▶ _YOUR INSTRUCTIONS_:
Using the data below, copy every line that contains the word "Respondents".

[Figure dataset records]
◆ ◆ ◆ ◆

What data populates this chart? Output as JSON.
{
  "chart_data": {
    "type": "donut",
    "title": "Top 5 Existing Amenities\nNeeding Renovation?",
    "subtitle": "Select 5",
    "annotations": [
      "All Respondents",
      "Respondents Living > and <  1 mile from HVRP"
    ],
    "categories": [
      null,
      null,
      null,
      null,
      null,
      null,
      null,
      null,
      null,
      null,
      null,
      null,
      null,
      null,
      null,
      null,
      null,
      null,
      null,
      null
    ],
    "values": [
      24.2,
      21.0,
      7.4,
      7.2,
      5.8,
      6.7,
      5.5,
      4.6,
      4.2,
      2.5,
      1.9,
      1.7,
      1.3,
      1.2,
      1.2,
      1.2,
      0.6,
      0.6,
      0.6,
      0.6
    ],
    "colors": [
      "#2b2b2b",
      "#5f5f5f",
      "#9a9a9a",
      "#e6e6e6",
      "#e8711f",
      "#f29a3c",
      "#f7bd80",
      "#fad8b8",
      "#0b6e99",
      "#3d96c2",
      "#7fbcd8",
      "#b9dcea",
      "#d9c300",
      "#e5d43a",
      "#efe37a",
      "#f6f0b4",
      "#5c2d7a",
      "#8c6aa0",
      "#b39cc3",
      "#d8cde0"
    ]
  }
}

◆ ◆ ◆ ◆

▶ _ANSWER TO THIS PROBLEM_:
      "All Respondents",
      "Respondents Living > and <  1 mile from HVRP"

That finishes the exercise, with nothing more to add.